Data excerpts
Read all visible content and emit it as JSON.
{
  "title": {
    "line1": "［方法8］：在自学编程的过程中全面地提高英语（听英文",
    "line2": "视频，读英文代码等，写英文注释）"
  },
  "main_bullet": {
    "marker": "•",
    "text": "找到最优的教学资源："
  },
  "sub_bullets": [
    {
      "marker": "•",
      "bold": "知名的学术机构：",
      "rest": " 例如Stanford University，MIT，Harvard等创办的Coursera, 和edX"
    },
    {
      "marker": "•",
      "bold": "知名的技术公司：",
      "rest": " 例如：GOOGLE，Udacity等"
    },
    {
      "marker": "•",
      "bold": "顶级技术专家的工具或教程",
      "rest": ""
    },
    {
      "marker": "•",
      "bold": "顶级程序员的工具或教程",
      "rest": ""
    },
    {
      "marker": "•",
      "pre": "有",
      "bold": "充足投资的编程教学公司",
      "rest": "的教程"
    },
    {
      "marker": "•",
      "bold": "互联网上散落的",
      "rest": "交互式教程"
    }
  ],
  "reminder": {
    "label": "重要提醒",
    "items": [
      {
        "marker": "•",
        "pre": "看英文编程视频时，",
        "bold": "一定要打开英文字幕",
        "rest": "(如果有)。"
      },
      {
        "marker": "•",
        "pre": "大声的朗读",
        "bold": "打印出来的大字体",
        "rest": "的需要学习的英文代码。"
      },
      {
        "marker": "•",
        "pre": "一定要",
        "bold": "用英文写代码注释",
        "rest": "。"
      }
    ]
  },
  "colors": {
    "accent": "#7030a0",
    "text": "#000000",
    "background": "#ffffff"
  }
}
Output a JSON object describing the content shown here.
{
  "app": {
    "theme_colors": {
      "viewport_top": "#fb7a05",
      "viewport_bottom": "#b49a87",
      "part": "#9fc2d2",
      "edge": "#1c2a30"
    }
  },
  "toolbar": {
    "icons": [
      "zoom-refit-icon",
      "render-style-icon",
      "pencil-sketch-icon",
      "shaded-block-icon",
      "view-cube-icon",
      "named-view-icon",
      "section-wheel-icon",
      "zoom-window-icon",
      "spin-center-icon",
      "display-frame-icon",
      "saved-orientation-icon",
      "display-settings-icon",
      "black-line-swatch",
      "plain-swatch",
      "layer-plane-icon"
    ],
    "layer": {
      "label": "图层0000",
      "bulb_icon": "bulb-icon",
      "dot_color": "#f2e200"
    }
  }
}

### Instructions for the task
Write out every line exactly as it stands.

### Right answer
Read all visible content and emit it as JSON.
{
  "title": {
    "line1": "［方法8］：在自学编程的过程中全面地提高英语（听英文",
    "line2": "视频，读英文代码等，写英文注释）"
  },
  "main_bullet": {
    "marker": "•",
    "text": "找到最优的教学资源："
  },
  "sub_bullets": [
    {
      "marker": "•",
      "bold": "知名的学术机构：",
      "rest": " 例如Stanford University，MIT，Harvard等创办的Coursera, 和edX"
    },
    {
      "marker": "•",
      "bold": "知名的技术公司：",
      "rest": " 例如：GOOGLE，Udacity等"
    },
    {
      "marker": "•",
      "bold": "顶级技术专家的工具或教程",
      "rest": ""
    },
    {
      "marker": "•",
      "bold": "顶级程序员的工具或教程",
      "rest": ""
    },
    {
      "marker": "•",
      "pre": "有",
      "bold": "充足投资的编程教学公司",
      "rest": "的教程"
    },
    {
      "marker": "•",
      "bold": "互联网上散落的",
      "rest": "交互式教程"
    }
  ],
  "reminder": {
    "label": "重要提醒",
    "items": [
      {
        "marker": "•",
        "pre": "看英文编程视频时，",
        "bold": "一定要打开英文字幕",
        "rest": "(如果有)。"
      },
      {
        "marker": "•",
        "pre": "大声的朗读",
        "bold": "打印出来的大字体",
        "rest": "的需要学习的英文代码。"
      },
      {
        "marker": "•",
        "pre": "一定要",
        "bold": "用英文写代码注释",
        "rest": "。"
      }
    ]
  },
  "colors": {
    "accent": "#7030a0",
    "text": "#000000",
    "background": "#ffffff"
  }
}
Output a JSON object describing the content shown here.
{
  "app": {
    "theme_colors": {
      "viewport_top": "#fb7a05",
      "viewport_bottom": "#b49a87",
      "part": "#9fc2d2",
      "edge": "#1c2a30"
    }
  },
  "toolbar": {
    "icons": [
      "zoom-refit-icon",
      "render-style-icon",
      "pencil-sketch-icon",
      "shaded-block-icon",
      "view-cube-icon",
      "named-view-icon",
      "section-wheel-icon",
      "zoom-window-icon",
      "spin-center-icon",
      "display-frame-icon",
      "saved-orientation-icon",
      "display-settings-icon",
      "black-line-swatch",
      "plain-swatch",
      "layer-plane-icon"
    ],
    "layer": {
      "label": "图层0000",
      "bulb_icon": "bulb-icon",
      "dot_color": "#f2e200"
    }
  }
}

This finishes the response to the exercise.